** BEGIN Dataset extract **
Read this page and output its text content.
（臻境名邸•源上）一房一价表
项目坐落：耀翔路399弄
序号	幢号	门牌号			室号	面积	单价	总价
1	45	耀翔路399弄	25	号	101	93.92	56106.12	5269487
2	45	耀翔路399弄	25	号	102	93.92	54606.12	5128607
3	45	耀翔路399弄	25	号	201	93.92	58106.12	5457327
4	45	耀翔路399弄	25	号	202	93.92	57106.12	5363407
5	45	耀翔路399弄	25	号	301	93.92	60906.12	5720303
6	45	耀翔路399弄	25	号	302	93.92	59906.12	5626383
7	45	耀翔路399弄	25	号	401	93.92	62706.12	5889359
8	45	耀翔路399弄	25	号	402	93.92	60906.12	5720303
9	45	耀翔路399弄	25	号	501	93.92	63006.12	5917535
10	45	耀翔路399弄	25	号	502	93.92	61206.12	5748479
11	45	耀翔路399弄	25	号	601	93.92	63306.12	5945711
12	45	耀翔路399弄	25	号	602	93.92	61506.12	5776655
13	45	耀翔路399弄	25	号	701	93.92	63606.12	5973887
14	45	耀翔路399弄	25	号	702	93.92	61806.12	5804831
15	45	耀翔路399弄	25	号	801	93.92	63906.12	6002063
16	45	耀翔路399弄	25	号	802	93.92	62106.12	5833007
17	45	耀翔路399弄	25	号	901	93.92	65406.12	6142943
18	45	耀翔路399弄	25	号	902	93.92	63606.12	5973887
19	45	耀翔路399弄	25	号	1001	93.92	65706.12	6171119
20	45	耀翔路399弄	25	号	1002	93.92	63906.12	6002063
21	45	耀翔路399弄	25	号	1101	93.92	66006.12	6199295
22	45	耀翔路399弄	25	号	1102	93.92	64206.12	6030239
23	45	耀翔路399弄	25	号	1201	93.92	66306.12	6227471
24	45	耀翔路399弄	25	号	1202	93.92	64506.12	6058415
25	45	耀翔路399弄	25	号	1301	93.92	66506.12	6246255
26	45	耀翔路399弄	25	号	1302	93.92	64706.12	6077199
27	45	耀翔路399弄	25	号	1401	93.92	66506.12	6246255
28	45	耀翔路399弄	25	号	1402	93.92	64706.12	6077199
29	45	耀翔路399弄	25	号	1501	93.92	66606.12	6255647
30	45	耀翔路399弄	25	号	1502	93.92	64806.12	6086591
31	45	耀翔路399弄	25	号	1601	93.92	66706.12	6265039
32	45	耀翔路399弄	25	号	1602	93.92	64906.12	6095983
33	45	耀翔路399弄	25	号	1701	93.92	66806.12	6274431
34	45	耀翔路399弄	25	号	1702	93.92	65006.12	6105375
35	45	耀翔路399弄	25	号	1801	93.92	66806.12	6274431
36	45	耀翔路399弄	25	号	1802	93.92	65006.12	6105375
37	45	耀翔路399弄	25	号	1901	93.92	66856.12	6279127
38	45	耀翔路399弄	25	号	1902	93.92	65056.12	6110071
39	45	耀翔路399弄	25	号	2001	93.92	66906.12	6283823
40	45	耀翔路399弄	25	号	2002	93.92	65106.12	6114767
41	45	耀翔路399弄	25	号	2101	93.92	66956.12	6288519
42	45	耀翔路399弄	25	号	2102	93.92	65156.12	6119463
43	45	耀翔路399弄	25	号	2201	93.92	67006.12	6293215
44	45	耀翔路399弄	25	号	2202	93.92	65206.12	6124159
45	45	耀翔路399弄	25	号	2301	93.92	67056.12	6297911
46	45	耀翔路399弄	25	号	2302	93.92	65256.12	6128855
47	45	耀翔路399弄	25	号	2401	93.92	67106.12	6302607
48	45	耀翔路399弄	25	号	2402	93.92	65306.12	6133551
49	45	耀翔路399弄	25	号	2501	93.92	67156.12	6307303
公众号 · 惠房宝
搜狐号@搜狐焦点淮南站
** END Dataset extract **
Task details:
All of the data above should be transcribed exactly.

Solution to this task:
Read this page and output its text content.
（臻境名邸•源上）一房一价表
项目坐落：耀翔路399弄
序号	幢号	门牌号			室号	面积	单价	总价
1	45	耀翔路399弄	25	号	101	93.92	56106.12	5269487
2	45	耀翔路399弄	25	号	102	93.92	54606.12	5128607
3	45	耀翔路399弄	25	号	201	93.92	58106.12	5457327
4	45	耀翔路399弄	25	号	202	93.92	57106.12	5363407
5	45	耀翔路399弄	25	号	301	93.92	60906.12	5720303
6	45	耀翔路399弄	25	号	302	93.92	59906.12	5626383
7	45	耀翔路399弄	25	号	401	93.92	62706.12	5889359
8	45	耀翔路399弄	25	号	402	93.92	60906.12	5720303
9	45	耀翔路399弄	25	号	501	93.92	63006.12	5917535
10	45	耀翔路399弄	25	号	502	93.92	61206.12	5748479
11	45	耀翔路399弄	25	号	601	93.92	63306.12	5945711
12	45	耀翔路399弄	25	号	602	93.92	61506.12	5776655
13	45	耀翔路399弄	25	号	701	93.92	63606.12	5973887
14	45	耀翔路399弄	25	号	702	93.92	61806.12	5804831
15	45	耀翔路399弄	25	号	801	93.92	63906.12	6002063
16	45	耀翔路399弄	25	号	802	93.92	62106.12	5833007
17	45	耀翔路399弄	25	号	901	93.92	65406.12	6142943
18	45	耀翔路399弄	25	号	902	93.92	63606.12	5973887
19	45	耀翔路399弄	25	号	1001	93.92	65706.12	6171119
20	45	耀翔路399弄	25	号	1002	93.92	63906.12	6002063
21	45	耀翔路399弄	25	号	1101	93.92	66006.12	6199295
22	45	耀翔路399弄	25	号	1102	93.92	64206.12	6030239
23	45	耀翔路399弄	25	号	1201	93.92	66306.12	6227471
24	45	耀翔路399弄	25	号	1202	93.92	64506.12	6058415
25	45	耀翔路399弄	25	号	1301	93.92	66506.12	6246255
26	45	耀翔路399弄	25	号	1302	93.92	64706.12	6077199
27	45	耀翔路399弄	25	号	1401	93.92	66506.12	6246255
28	45	耀翔路399弄	25	号	1402	93.92	64706.12	6077199
29	45	耀翔路399弄	25	号	1501	93.92	66606.12	6255647
30	45	耀翔路399弄	25	号	1502	93.92	64806.12	6086591
31	45	耀翔路399弄	25	号	1601	93.92	66706.12	6265039
32	45	耀翔路399弄	25	号	1602	93.92	64906.12	6095983
33	45	耀翔路399弄	25	号	1701	93.92	66806.12	6274431
34	45	耀翔路399弄	25	号	1702	93.92	65006.12	6105375
35	45	耀翔路399弄	25	号	1801	93.92	66806.12	6274431
36	45	耀翔路399弄	25	号	1802	93.92	65006.12	6105375
37	45	耀翔路399弄	25	号	1901	93.92	66856.12	6279127
38	45	耀翔路399弄	25	号	1902	93.92	65056.12	6110071
39	45	耀翔路399弄	25	号	2001	93.92	66906.12	6283823
40	45	耀翔路399弄	25	号	2002	93.92	65106.12	6114767
41	45	耀翔路399弄	25	号	2101	93.92	66956.12	6288519
42	45	耀翔路399弄	25	号	2102	93.92	65156.12	6119463
43	45	耀翔路399弄	25	号	2201	93.92	67006.12	6293215
44	45	耀翔路399弄	25	号	2202	93.92	65206.12	6124159
45	45	耀翔路399弄	25	号	2301	93.92	67056.12	6297911
46	45	耀翔路399弄	25	号	2302	93.92	65256.12	6128855
47	45	耀翔路399弄	25	号	2401	93.92	67106.12	6302607
48	45	耀翔路399弄	25	号	2402	93.92	65306.12	6133551
49	45	耀翔路399弄	25	号	2501	93.92	67156.12	6307303
公众号 · 惠房宝
搜狐号@搜狐焦点淮南站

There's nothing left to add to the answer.